■ ПРЕДОСТАВЛЕННЫЙ ТЕКСТ ■
***

Читаем Том 21. Избранные дневники 1847-1894 полностью

[10 марта. ] Встал рано, убрал комнату. Андрюша пролил чернила. Я стал упрекать. И, верно, у меня было злое лицо. […]

Читал Эразма*. Что за глупое явление реформация Лютера. Вот торжество ограниченности и глупости. Спасение от первородного греха верою и тщета добрых дел стоят всех суеверий католичества. Учение (ужасное по нелености) об отношениях церкви и государства могло только вытечь из глупости. Так оно и вытекло из лютеранства. […]

[11 марта. ] Встал рано, убрал комнату. Дети сами прибежали. Читал Эразма, кончил. […]

Учение середины Конфуция — удивительно*. Все то же, что и Лаоцы, — исполнение законов природы — это мудрость, это сила, это жизнь. И исполнение этого закона не имеет звука и запаха. Оно тогда — оно, когда оно просто, незаметно, без усилия, и тогда оно могущественно. Не знаю, что будет из этого моего занятия, но мне оно сделало много добра. Признак его есть искренность — единство, не двойственность. Он говорит: небо всегда действует искренно. […]

[12 марта. ] Встал поздно. Комната не убрана. Мы с детьми убрали. Уже не совестно выносить. […] Споры Тургенева с Урусовым и Михайловского с Чертковым, в которых последние без усилия, с состраданием оставались победителями*. После обеда (воздержного) пошел за колодками и товаром. Начал шить один, пришел Усов и просидел до 3 1/2 часов. Я очень устал. Знания, ум огромные, но как ложно направлены. Точно злой дух отчертил от него всю плодотворную область мысли и запретил ее. […]

15 марта. Проснулся в 8, хотел заснуть и заснул до 11. Книжка Голохвастова против Энгельгарта. Кое-что хорошо, но как ужасна полемическая злость. Это урок для меня, и мне противна злость моей последней*. Надо бы написать тоже понятно и кротко. Мое хорошее нравственно состояние я приписываю тоже чтению Конфуция и, главное, Лаоцы. Надо себе составить круг чтения: Эпиктет, Марк Аврелий, Лаоцы, Будда, Паскаль, Евангелие. Это и для всех бы нужно*. […]

[16 марта. ] Встал поздно. […] После обеда сходил к сапожнику. Как светло и нравственно изящно в его грязном, темном угле. Он с мальчиком работает, жена кормит. Пошел к Сереже, брату. Там не дослушал Костеньку, раздражил его. (1)*. С Таней шел домой и молчал. Тяжело мне было молчание. Так далека она от меня. И говорить я еще не умею. Да, за обедом Сережа грубо, сердито заговорил, и сказал ему с иронией (2). Вечер начал шить, пришел сапожник, потом пришли Маликов и Орфано. Я бы мог быть лучше. Надо было молчать. Как это просто и трудно. Пришел Сережа, брат. С ним хорошо говорили. Письмо прекрасное от Черткова. Да, в разговоре с Орфано я сказал: вы не знаете моего бога, а я знаю вашего, это оскорбило (3).

***

■ ИСХОДНЫЕ ДАННЫЕ ■
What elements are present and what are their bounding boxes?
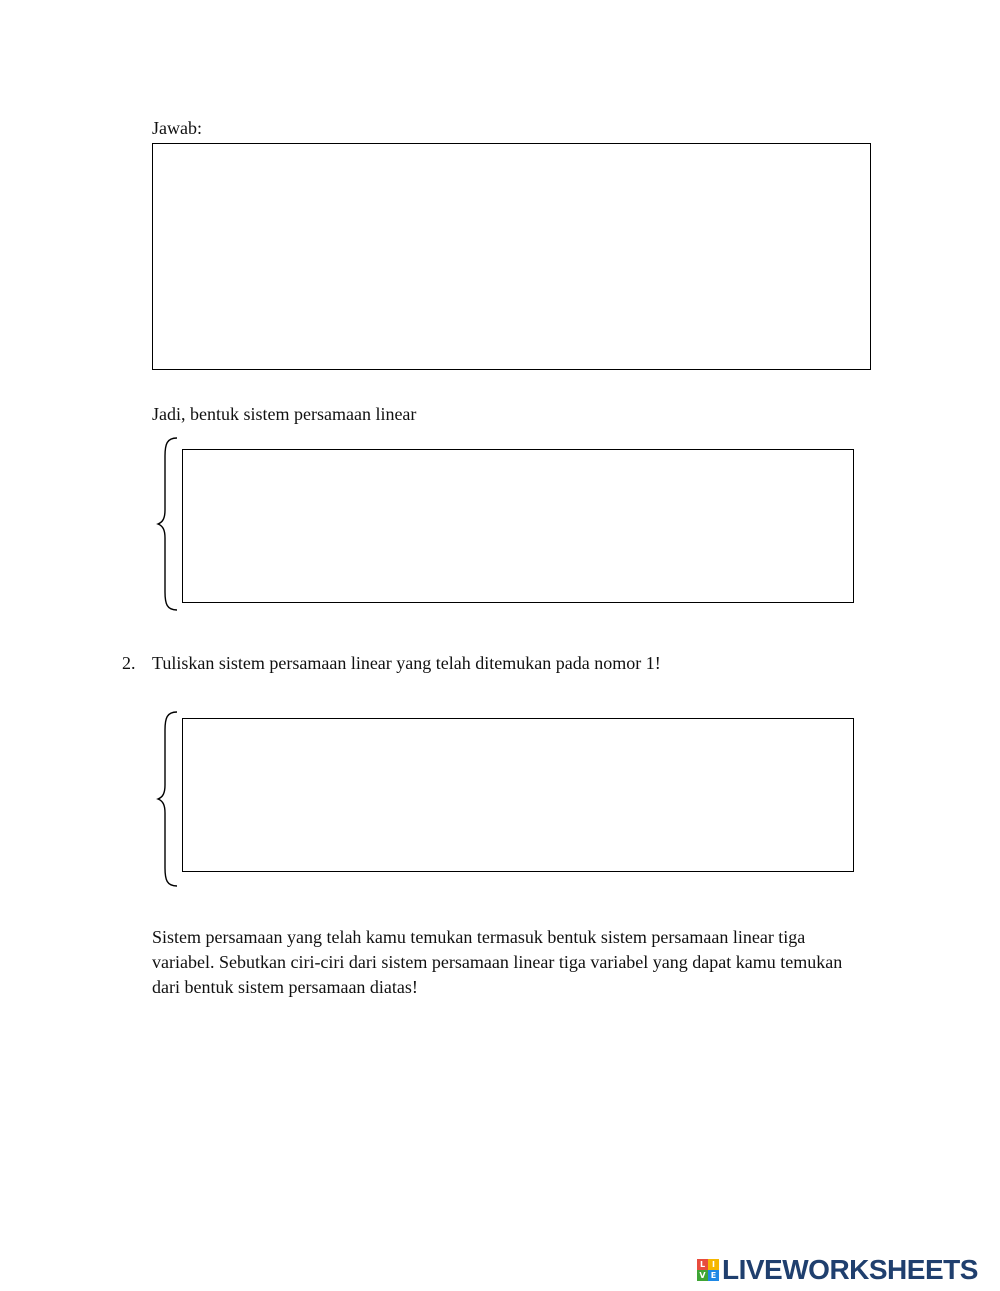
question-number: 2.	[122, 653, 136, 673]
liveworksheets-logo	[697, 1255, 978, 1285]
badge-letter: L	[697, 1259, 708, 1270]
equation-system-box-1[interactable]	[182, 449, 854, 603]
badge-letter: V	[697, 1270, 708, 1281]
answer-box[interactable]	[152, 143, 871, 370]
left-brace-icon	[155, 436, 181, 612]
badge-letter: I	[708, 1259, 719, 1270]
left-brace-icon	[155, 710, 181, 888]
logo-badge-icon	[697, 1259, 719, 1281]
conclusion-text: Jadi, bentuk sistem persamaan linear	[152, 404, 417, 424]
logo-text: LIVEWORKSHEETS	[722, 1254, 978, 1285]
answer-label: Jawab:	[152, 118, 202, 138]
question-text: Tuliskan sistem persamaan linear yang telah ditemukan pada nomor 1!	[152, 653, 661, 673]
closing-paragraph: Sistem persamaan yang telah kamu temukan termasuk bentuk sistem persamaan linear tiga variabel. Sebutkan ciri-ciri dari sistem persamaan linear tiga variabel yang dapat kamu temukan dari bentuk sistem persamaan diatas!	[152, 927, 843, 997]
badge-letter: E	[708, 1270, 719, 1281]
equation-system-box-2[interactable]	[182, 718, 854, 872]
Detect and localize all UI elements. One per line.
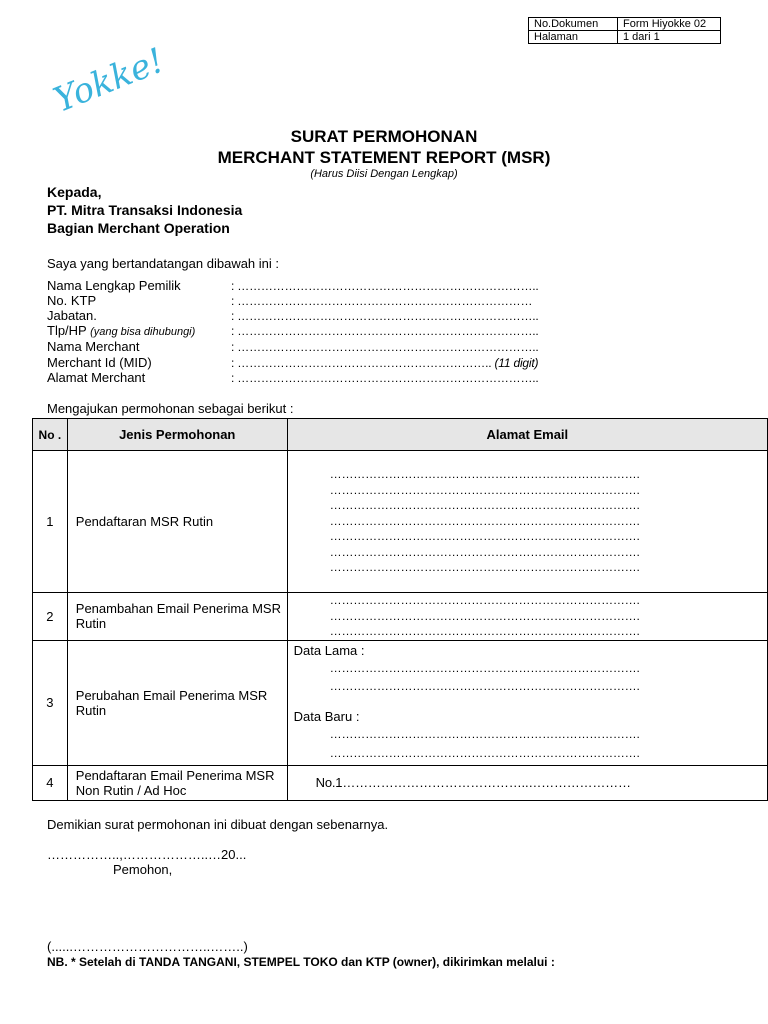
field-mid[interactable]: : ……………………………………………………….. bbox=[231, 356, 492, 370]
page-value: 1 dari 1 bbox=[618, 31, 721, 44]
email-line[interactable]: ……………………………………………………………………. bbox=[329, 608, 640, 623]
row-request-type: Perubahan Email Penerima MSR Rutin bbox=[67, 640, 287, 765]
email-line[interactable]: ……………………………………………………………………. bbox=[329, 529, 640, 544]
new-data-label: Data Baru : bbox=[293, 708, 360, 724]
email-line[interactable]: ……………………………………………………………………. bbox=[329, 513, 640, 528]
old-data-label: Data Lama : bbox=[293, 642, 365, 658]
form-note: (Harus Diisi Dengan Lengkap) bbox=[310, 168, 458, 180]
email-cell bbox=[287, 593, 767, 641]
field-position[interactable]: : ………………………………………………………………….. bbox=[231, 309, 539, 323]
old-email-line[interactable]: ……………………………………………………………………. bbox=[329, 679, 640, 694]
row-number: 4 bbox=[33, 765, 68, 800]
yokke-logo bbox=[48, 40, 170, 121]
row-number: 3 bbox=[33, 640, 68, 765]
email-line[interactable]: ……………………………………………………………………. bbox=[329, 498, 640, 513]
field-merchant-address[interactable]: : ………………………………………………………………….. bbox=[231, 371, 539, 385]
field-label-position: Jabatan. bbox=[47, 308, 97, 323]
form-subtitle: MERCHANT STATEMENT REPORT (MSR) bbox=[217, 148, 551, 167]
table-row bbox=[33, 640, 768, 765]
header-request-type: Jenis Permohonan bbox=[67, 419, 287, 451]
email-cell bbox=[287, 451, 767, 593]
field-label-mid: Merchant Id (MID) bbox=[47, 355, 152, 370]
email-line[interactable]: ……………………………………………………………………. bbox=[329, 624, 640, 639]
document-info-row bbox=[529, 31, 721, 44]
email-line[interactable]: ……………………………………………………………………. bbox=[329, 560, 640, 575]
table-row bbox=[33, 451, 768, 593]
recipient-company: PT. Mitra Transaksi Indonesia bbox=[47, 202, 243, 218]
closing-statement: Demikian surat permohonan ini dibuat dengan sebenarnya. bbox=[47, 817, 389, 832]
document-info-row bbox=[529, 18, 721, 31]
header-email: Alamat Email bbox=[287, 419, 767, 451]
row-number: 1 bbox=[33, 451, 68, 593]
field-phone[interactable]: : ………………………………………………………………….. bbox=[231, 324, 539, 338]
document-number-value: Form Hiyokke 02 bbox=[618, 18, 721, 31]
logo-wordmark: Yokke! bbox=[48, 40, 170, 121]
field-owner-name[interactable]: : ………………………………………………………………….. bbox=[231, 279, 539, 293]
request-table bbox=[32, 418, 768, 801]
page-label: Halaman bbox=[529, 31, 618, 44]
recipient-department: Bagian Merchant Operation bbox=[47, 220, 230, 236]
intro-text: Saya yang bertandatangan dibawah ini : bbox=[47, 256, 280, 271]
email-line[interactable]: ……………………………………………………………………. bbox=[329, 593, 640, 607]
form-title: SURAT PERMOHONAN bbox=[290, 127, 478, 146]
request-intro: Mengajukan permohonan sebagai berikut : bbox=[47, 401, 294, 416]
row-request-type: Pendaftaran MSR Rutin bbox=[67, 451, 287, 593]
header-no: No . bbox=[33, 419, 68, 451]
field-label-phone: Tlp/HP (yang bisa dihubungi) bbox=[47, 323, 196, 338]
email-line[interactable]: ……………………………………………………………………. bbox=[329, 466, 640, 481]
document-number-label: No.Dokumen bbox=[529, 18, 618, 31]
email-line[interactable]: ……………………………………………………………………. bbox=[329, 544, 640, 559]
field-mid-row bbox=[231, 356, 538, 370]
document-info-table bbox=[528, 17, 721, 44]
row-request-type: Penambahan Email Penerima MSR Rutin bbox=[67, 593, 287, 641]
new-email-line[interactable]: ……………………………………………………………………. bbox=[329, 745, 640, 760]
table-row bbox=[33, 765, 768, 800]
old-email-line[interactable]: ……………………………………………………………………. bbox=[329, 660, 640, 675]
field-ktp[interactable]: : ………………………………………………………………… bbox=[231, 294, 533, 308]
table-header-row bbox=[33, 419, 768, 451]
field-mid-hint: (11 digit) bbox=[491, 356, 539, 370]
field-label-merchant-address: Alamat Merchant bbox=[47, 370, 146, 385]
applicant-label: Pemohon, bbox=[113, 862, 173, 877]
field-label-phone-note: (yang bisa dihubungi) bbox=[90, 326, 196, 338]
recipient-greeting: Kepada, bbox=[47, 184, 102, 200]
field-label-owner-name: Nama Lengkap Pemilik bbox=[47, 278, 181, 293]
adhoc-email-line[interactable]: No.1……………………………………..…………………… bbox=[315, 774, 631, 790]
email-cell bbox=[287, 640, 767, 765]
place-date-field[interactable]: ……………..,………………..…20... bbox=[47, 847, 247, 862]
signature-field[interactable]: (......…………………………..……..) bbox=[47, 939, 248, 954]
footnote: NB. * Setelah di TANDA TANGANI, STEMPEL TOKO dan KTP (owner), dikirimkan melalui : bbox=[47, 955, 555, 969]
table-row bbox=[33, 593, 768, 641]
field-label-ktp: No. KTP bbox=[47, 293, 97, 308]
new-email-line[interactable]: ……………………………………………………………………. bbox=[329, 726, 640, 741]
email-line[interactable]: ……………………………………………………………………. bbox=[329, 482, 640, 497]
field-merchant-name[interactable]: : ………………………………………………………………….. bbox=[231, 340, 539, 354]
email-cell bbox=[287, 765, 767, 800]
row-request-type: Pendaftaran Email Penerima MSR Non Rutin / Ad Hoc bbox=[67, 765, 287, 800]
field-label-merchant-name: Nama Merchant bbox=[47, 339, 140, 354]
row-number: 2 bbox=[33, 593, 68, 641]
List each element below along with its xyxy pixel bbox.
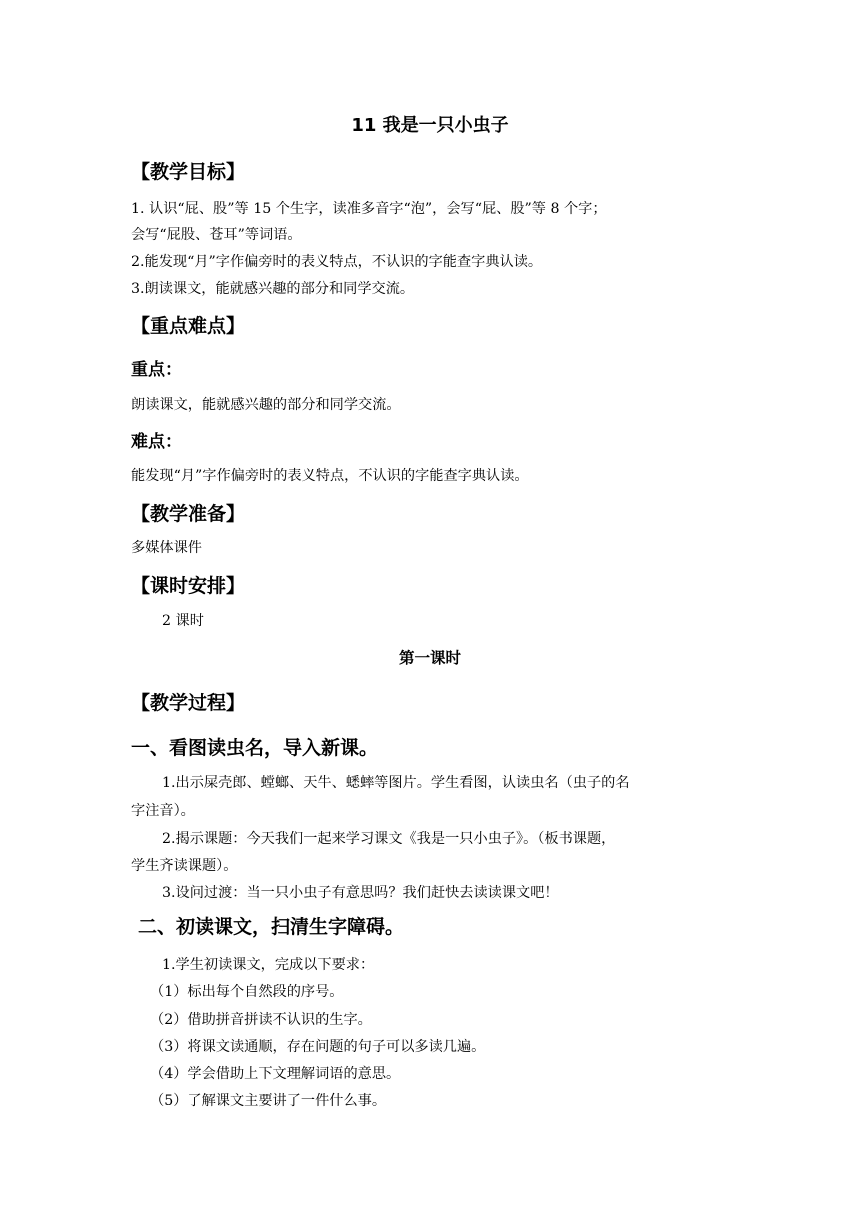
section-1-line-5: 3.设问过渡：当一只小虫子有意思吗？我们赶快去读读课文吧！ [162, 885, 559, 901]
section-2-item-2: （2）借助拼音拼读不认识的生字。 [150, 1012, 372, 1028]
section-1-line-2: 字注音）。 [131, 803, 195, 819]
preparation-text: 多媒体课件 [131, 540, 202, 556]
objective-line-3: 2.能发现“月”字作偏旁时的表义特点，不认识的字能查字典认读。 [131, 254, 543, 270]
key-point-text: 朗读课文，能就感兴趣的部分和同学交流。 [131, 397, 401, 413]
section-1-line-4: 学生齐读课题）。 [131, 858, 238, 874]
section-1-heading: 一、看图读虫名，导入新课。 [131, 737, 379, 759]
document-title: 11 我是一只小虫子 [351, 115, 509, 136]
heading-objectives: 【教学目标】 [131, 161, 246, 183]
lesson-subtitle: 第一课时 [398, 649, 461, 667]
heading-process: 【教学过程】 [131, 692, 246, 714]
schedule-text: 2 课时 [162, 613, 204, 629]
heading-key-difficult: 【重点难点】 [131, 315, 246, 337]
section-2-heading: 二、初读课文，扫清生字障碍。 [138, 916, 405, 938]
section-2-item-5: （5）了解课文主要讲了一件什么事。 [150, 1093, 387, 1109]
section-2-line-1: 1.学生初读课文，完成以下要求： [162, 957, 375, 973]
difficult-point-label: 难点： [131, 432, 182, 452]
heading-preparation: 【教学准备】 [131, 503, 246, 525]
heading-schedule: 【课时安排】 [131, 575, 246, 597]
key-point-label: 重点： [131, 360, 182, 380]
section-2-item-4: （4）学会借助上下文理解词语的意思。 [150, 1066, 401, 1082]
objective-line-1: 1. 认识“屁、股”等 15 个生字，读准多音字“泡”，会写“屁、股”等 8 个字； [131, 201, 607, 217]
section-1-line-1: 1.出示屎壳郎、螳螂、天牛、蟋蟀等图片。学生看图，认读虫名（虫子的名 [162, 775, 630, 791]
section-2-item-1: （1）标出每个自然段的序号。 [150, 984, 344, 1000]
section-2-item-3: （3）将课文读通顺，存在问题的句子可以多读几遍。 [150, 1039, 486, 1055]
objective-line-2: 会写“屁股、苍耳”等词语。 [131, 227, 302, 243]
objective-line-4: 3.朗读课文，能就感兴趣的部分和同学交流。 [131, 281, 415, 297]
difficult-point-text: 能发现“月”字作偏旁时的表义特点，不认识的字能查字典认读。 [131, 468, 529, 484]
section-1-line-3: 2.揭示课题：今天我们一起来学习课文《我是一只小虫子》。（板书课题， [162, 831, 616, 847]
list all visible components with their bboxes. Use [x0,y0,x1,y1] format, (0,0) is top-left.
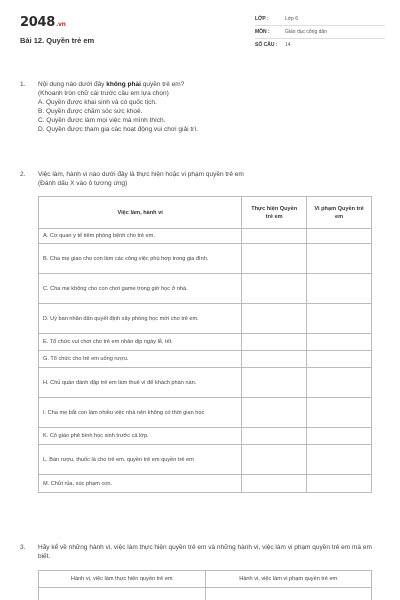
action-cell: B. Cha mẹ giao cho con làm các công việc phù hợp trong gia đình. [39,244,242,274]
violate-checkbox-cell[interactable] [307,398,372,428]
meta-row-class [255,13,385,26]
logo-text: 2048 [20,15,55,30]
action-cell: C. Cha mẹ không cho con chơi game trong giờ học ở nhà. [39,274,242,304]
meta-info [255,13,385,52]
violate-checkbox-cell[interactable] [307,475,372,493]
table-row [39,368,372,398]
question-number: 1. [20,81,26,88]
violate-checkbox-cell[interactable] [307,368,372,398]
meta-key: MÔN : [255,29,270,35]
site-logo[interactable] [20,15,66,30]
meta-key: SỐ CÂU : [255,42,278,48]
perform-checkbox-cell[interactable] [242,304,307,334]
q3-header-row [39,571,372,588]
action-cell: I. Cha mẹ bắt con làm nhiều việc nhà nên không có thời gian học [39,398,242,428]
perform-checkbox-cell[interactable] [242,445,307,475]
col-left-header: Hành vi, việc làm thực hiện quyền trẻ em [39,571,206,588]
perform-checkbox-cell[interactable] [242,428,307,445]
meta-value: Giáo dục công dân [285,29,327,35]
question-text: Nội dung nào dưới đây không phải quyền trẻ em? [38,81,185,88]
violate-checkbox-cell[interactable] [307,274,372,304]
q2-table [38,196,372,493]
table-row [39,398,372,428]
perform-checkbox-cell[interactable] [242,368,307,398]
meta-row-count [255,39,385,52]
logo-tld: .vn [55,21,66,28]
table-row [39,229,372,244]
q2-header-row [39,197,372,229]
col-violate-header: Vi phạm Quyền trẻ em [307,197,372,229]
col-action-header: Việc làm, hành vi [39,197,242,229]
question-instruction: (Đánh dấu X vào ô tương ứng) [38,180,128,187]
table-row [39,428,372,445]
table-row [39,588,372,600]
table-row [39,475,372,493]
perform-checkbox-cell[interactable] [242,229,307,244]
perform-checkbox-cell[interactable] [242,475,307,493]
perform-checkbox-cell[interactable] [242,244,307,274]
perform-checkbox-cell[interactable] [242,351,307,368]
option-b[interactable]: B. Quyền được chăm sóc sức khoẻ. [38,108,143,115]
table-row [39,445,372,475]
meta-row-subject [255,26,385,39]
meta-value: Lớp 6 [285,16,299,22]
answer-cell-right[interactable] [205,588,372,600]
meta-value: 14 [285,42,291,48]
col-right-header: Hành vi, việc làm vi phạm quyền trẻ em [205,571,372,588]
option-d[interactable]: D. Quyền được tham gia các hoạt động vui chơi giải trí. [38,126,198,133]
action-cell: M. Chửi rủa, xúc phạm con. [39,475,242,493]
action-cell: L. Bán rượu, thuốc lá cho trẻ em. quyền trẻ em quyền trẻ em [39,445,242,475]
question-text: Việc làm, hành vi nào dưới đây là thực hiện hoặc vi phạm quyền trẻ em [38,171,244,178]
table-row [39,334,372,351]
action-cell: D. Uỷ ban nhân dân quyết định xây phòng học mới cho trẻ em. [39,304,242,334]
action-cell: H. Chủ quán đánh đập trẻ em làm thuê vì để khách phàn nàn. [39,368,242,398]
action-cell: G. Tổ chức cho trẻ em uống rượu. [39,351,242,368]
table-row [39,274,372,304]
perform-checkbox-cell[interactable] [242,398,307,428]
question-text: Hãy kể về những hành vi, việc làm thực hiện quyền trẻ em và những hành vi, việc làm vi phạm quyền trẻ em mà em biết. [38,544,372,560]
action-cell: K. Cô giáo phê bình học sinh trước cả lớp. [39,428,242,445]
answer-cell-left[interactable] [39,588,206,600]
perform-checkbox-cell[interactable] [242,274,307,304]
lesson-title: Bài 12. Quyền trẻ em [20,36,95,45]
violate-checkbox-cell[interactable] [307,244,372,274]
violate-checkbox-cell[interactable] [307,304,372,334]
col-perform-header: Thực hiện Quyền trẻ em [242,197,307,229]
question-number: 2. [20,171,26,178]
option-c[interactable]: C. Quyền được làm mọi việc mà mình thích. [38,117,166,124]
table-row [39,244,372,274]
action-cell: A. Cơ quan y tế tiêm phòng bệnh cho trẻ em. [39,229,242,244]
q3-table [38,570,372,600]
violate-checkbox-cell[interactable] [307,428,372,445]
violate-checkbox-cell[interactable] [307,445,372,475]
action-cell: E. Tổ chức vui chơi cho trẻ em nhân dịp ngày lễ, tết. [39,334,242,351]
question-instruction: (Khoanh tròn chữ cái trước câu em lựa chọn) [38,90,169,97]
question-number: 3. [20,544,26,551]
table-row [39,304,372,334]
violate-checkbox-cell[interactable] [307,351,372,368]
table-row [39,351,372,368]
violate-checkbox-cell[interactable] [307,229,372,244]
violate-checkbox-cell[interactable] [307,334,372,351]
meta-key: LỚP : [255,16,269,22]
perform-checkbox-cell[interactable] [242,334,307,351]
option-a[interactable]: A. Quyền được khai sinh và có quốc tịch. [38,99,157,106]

***

■ ПОСТАВЛЕННАЯ ЗАДАЧА 1 ■
Перепишите дословно фрагмент предоставленного текста: от слов «[16 марта. ]» до слов «это оскорбило (3).» включительно.
■ ПОСТАВЛЕННАЯ ЗАДАЧА 2 ■
Ответьте на вопросы по предоставленному тексту.
(a) Что пролил Андрюша в записи от 10 марта?
(b) Кто пришёл 12 марта, когда началось шитьё, и до которого часа он просидел?
(c) Что входит в круг чтения, названный в записи от 15 марта?

■ ПОЛНЫЙ ОТВЕТ 1 ■
[16 марта. ] Встал поздно. […] После обеда сходил к сапожнику. Как светло и нравственно изящно в его грязном, темном угле. Он с мальчиком работает, жена кормит. Пошел к Сереже, брату. Там не дослушал Костеньку, раздражил его. (1)*. С Таней шел домой и молчал. Тяжело мне было молчание. Так далека она от меня. И говорить я еще не умею. Да, за обедом Сережа грубо, сердито заговорил, и сказал ему с иронией (2). Вечер начал шить, пришел сапожник, потом пришли Маликов и Орфано. Я бы мог быть лучше. Надо было молчать. Как это просто и трудно. Пришел Сережа, брат. С ним хорошо говорили. Письмо прекрасное от Черткова. Да, в разговоре с Орфано я сказал: вы не знаете моего бога, а я знаю вашего, это оскорбило (3).

■ ПОЛНЫЙ ОТВЕТ 2 ■
(a) Чернила.
(b) Усов; он просидел до 3 1/2 часов.
(c) Эпиктет, Марк Аврелий, Лаоцы, Будда, Паскаль, Евангелие.